### [PROBLEM TO SOLVE]
The entries below should be quoted exactly, with no pictures carried over.

***** SUPPLIED DATA *****

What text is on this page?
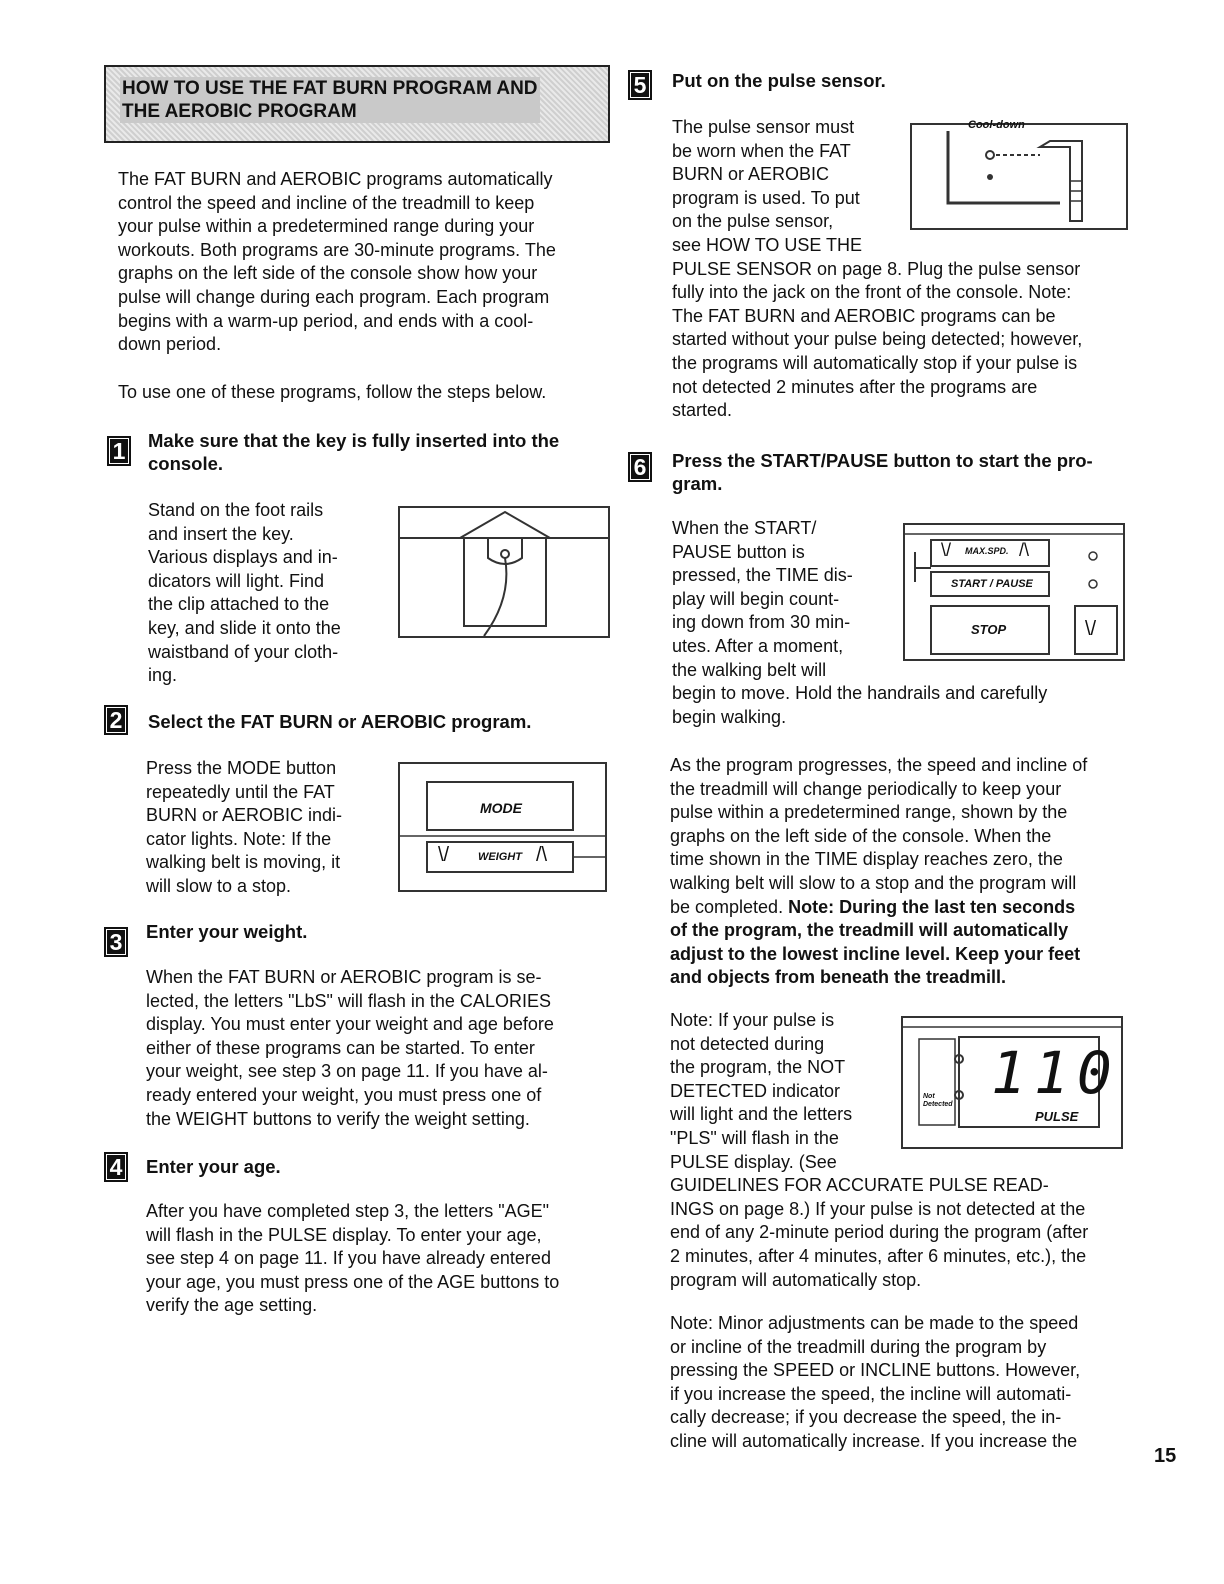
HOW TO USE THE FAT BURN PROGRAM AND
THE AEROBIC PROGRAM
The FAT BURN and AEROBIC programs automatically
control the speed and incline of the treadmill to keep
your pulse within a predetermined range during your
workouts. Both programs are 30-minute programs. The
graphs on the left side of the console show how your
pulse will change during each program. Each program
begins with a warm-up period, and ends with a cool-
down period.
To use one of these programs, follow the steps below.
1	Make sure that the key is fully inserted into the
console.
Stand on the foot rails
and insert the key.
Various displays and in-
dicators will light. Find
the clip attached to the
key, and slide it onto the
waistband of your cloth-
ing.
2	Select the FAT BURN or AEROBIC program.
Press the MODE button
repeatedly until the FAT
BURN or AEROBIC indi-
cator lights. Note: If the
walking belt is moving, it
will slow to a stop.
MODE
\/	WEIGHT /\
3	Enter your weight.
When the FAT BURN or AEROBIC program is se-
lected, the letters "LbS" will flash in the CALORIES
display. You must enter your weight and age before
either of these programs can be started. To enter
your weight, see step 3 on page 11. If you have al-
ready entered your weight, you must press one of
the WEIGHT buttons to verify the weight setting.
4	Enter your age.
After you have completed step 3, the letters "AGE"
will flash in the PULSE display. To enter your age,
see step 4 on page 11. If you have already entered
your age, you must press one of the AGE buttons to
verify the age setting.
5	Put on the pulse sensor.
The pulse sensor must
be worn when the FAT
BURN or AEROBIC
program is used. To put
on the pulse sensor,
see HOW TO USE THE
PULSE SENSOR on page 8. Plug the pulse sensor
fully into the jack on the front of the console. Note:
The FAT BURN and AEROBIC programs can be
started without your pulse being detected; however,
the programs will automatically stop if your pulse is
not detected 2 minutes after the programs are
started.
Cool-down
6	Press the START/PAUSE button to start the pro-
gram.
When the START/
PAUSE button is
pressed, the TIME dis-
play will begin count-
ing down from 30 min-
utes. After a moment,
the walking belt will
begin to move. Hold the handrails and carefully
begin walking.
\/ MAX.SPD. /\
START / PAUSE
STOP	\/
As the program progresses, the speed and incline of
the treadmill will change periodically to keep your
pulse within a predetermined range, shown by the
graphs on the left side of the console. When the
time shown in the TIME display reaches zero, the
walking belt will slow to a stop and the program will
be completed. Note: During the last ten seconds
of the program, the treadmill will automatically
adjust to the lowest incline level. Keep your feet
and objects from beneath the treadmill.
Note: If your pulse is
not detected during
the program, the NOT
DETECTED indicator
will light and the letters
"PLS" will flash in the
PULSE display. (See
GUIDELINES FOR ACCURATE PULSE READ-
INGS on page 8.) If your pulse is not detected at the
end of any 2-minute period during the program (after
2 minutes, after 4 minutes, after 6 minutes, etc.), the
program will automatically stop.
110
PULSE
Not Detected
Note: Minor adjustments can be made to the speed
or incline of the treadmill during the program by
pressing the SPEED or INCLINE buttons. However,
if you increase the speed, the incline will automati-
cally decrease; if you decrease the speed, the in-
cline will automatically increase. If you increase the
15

*****

### [THE OUTPUT]
What text is on this page?
HOW TO USE THE FAT BURN PROGRAM AND
THE AEROBIC PROGRAM
The FAT BURN and AEROBIC programs automatically
control the speed and incline of the treadmill to keep
your pulse within a predetermined range during your
workouts. Both programs are 30-minute programs. The
graphs on the left side of the console show how your
pulse will change during each program. Each program
begins with a warm-up period, and ends with a cool-
down period.
To use one of these programs, follow the steps below.
1	Make sure that the key is fully inserted into the
console.
Stand on the foot rails
and insert the key.
Various displays and in-
dicators will light. Find
the clip attached to the
key, and slide it onto the
waistband of your cloth-
ing.
2	Select the FAT BURN or AEROBIC program.
Press the MODE button
repeatedly until the FAT
BURN or AEROBIC indi-
cator lights. Note: If the
walking belt is moving, it
will slow to a stop.
MODE
\/	WEIGHT /\
3	Enter your weight.
When the FAT BURN or AEROBIC program is se-
lected, the letters "LbS" will flash in the CALORIES
display. You must enter your weight and age before
either of these programs can be started. To enter
your weight, see step 3 on page 11. If you have al-
ready entered your weight, you must press one of
the WEIGHT buttons to verify the weight setting.
4	Enter your age.
After you have completed step 3, the letters "AGE"
will flash in the PULSE display. To enter your age,
see step 4 on page 11. If you have already entered
your age, you must press one of the AGE buttons to
verify the age setting.
5	Put on the pulse sensor.
The pulse sensor must
be worn when the FAT
BURN or AEROBIC
program is used. To put
on the pulse sensor,
see HOW TO USE THE
PULSE SENSOR on page 8. Plug the pulse sensor
fully into the jack on the front of the console. Note:
The FAT BURN and AEROBIC programs can be
started without your pulse being detected; however,
the programs will automatically stop if your pulse is
not detected 2 minutes after the programs are
started.
Cool-down
6	Press the START/PAUSE button to start the pro-
gram.
When the START/
PAUSE button is
pressed, the TIME dis-
play will begin count-
ing down from 30 min-
utes. After a moment,
the walking belt will
begin to move. Hold the handrails and carefully
begin walking.
\/ MAX.SPD. /\
START / PAUSE
STOP	\/
As the program progresses, the speed and incline of
the treadmill will change periodically to keep your
pulse within a predetermined range, shown by the
graphs on the left side of the console. When the
time shown in the TIME display reaches zero, the
walking belt will slow to a stop and the program will
be completed. Note: During the last ten seconds
of the program, the treadmill will automatically
adjust to the lowest incline level. Keep your feet
and objects from beneath the treadmill.
Note: If your pulse is
not detected during
the program, the NOT
DETECTED indicator
will light and the letters
"PLS" will flash in the
PULSE display. (See
GUIDELINES FOR ACCURATE PULSE READ-
INGS on page 8.) If your pulse is not detected at the
end of any 2-minute period during the program (after
2 minutes, after 4 minutes, after 6 minutes, etc.), the
program will automatically stop.
110
PULSE
Not Detected
Note: Minor adjustments can be made to the speed
or incline of the treadmill during the program by
pressing the SPEED or INCLINE buttons. However,
if you increase the speed, the incline will automati-
cally decrease; if you decrease the speed, the in-
cline will automatically increase. If you increase the
15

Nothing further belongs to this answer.